— start —
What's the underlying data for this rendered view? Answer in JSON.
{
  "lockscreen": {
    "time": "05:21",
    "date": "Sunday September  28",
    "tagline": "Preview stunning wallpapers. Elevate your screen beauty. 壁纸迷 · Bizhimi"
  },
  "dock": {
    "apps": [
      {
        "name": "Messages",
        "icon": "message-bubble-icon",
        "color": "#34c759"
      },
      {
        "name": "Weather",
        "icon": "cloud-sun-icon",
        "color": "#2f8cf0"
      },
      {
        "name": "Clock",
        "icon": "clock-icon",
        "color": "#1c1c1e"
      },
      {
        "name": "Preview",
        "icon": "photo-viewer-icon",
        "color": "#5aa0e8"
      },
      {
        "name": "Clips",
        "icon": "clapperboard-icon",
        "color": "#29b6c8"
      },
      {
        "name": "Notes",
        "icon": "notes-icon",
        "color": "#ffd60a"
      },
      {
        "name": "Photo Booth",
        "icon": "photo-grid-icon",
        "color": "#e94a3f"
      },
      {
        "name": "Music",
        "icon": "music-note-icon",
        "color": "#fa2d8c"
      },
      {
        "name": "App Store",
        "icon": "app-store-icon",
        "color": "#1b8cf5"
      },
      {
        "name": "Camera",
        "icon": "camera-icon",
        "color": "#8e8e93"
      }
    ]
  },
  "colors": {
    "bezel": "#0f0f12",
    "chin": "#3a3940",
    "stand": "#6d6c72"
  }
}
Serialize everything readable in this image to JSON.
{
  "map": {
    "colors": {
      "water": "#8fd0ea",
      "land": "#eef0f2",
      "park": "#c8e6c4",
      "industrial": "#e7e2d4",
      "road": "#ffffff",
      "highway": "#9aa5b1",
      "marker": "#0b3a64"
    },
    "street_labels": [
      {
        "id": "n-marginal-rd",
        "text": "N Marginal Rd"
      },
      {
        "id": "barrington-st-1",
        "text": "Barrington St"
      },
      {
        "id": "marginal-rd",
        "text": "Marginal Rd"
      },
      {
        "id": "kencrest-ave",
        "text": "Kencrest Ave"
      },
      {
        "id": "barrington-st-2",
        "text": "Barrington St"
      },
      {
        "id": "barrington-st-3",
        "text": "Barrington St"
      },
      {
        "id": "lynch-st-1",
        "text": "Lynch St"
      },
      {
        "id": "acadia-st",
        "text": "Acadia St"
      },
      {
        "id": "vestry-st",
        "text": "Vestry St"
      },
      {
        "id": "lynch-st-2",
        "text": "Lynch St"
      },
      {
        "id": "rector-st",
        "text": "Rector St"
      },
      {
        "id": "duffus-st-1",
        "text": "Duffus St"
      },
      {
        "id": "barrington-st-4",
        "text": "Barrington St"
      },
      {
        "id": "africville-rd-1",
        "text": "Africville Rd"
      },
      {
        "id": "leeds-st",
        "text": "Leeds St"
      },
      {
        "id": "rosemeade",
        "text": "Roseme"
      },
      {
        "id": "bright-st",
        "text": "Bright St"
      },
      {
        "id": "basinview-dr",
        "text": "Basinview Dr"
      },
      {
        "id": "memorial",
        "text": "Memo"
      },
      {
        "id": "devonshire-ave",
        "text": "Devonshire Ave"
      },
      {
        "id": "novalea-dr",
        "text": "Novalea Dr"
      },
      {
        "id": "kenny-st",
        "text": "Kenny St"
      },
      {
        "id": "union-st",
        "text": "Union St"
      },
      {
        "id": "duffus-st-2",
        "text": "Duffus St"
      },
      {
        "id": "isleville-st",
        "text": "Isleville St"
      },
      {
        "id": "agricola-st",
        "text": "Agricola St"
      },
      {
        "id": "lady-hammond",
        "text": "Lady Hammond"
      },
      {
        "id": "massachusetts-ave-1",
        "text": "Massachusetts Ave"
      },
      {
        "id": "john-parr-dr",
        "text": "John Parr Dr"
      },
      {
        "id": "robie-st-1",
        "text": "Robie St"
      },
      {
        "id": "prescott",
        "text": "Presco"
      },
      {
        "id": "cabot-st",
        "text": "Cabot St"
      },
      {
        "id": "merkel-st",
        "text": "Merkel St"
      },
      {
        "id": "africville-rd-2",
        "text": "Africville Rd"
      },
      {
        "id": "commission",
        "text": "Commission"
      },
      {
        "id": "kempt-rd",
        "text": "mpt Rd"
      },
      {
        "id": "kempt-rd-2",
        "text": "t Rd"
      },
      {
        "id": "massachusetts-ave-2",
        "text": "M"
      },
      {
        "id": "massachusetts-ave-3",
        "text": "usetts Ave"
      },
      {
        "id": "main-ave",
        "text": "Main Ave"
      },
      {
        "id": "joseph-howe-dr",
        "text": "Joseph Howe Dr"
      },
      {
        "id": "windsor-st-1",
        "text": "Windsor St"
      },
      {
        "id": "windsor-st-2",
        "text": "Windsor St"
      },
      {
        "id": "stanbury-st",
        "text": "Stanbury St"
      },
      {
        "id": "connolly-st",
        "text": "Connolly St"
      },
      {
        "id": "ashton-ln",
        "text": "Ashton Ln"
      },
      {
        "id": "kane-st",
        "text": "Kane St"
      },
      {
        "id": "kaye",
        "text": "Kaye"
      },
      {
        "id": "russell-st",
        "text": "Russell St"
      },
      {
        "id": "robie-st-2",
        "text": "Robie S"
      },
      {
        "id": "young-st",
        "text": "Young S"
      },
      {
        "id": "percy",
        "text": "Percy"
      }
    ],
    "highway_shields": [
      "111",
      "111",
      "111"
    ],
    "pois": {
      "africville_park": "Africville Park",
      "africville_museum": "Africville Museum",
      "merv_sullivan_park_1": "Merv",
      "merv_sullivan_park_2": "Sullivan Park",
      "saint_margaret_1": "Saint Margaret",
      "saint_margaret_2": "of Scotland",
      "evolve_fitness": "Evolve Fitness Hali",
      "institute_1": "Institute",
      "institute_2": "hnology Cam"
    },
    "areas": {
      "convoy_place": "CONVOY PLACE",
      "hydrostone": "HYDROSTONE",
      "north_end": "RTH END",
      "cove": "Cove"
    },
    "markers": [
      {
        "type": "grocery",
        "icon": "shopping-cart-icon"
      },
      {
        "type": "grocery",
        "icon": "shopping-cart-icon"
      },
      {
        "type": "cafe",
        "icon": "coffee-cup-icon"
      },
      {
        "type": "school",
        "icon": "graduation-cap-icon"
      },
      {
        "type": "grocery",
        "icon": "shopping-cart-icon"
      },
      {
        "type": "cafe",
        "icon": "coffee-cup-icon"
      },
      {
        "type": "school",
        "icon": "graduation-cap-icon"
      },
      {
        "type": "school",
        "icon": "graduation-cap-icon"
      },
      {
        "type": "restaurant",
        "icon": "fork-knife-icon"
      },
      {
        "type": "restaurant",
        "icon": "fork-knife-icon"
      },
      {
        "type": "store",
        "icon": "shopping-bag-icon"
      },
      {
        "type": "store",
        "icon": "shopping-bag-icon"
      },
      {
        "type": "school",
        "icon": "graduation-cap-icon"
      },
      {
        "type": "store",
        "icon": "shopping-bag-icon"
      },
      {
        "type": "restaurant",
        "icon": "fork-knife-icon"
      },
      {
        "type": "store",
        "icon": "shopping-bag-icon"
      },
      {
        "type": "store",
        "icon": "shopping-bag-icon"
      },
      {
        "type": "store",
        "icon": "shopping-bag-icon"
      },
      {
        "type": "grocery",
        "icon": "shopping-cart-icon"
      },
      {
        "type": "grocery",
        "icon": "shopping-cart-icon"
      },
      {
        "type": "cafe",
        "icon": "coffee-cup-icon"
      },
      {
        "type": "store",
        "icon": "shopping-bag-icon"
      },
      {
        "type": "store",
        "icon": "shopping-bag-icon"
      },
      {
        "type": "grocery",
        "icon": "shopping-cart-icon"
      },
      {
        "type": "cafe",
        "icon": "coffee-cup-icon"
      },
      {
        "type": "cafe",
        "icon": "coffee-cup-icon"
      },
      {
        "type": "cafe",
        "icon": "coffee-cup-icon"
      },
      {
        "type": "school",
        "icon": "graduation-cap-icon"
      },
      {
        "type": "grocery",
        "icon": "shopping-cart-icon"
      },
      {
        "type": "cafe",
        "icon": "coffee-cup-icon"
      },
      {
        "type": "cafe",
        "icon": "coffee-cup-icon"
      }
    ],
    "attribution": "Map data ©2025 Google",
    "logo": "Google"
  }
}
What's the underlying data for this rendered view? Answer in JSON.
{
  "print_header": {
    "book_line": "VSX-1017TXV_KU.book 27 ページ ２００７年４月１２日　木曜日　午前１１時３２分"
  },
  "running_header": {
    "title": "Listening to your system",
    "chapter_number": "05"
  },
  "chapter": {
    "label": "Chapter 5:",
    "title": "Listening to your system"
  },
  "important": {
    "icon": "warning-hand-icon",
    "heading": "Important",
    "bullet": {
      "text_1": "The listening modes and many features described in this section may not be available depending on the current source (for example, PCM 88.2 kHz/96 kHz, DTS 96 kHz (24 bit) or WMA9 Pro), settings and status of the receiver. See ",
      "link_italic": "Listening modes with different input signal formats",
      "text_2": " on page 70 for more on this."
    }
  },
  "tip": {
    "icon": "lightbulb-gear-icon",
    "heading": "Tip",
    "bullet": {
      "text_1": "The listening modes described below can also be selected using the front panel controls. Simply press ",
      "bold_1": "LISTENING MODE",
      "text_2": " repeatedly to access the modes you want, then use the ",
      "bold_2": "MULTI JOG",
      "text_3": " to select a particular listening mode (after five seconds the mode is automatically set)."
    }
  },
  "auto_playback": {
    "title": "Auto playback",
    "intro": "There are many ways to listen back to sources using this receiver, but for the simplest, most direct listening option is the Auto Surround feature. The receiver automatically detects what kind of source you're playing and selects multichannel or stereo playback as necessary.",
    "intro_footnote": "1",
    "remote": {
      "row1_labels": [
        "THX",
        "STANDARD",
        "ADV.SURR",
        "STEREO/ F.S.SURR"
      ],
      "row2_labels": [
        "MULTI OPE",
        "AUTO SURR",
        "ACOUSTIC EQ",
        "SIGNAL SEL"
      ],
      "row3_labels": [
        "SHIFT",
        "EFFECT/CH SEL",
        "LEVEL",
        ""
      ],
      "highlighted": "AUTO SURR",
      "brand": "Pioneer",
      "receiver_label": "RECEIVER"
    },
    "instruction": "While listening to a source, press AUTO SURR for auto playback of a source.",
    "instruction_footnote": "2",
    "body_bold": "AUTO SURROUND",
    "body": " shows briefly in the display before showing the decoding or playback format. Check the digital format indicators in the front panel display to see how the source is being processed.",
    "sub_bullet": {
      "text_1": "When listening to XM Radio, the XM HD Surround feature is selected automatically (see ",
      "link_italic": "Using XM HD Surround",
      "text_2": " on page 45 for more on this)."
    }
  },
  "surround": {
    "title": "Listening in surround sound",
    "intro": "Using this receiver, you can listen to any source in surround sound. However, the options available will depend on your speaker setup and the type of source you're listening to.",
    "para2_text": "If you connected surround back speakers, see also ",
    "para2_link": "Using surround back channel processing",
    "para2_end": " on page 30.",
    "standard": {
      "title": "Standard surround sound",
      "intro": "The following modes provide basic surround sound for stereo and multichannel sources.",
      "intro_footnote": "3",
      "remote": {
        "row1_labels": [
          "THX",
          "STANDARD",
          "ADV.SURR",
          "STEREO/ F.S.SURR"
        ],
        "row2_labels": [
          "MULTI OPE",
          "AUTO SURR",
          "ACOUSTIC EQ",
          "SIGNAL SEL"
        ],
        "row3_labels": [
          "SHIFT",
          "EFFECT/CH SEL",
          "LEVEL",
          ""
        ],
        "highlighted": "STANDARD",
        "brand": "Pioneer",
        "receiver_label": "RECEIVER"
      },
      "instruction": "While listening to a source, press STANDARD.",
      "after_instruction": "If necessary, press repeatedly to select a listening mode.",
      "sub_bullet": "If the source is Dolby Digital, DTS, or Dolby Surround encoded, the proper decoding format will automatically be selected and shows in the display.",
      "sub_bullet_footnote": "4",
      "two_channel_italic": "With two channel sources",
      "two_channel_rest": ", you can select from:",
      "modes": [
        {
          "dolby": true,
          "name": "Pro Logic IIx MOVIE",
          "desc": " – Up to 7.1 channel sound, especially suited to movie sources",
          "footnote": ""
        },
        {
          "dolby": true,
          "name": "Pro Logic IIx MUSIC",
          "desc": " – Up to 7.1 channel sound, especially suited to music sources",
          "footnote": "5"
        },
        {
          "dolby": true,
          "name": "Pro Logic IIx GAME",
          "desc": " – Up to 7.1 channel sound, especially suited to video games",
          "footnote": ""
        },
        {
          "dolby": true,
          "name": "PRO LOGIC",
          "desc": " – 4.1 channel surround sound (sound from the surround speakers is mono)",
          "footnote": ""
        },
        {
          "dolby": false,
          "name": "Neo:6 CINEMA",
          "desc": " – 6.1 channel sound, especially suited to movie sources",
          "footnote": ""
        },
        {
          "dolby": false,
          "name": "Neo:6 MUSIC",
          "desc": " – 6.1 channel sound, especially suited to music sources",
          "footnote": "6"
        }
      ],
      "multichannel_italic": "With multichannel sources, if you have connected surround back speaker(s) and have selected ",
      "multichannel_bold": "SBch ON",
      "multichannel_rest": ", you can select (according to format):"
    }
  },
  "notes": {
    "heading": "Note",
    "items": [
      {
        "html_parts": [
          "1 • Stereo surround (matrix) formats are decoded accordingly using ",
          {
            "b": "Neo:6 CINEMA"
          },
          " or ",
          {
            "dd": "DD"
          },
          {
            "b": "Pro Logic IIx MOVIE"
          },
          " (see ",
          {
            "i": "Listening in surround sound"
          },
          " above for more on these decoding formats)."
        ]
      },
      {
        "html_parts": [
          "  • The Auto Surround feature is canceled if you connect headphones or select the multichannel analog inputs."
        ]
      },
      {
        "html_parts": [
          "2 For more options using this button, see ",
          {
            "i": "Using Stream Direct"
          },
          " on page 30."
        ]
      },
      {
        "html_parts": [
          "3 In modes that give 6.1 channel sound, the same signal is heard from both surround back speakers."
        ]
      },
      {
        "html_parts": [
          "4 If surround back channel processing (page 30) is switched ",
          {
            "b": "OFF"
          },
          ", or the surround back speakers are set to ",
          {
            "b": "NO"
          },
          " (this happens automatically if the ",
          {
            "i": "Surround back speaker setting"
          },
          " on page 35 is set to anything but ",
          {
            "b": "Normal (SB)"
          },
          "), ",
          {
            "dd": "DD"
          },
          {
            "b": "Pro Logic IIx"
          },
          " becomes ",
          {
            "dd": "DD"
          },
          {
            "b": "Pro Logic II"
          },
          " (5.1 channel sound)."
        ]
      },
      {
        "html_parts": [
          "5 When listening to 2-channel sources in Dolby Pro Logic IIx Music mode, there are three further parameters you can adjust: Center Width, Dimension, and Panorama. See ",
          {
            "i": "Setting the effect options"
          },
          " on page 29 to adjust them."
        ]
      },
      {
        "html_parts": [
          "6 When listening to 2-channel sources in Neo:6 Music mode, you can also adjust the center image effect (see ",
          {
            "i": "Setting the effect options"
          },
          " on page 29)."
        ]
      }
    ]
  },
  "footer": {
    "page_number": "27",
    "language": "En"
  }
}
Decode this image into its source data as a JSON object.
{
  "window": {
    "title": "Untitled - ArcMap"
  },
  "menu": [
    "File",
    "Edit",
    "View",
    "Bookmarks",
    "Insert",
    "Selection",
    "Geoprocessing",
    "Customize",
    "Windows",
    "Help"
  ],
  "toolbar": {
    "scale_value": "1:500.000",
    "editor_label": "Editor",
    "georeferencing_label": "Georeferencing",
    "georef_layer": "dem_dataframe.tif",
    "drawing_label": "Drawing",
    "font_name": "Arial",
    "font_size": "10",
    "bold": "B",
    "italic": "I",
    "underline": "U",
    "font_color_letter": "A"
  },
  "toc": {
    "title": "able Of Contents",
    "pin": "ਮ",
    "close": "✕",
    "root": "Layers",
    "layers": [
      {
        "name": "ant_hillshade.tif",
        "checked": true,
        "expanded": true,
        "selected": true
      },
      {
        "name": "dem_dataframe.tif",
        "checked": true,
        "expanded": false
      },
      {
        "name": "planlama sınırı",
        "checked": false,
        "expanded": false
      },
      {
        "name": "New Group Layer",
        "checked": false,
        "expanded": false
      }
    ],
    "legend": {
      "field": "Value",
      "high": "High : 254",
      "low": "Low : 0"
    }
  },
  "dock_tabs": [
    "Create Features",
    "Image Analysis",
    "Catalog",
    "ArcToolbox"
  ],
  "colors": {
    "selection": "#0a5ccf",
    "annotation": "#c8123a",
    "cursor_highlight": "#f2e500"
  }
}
— end —
Report how many lines above hold the string "options", giving nothing but the number.

# [Task answer]
4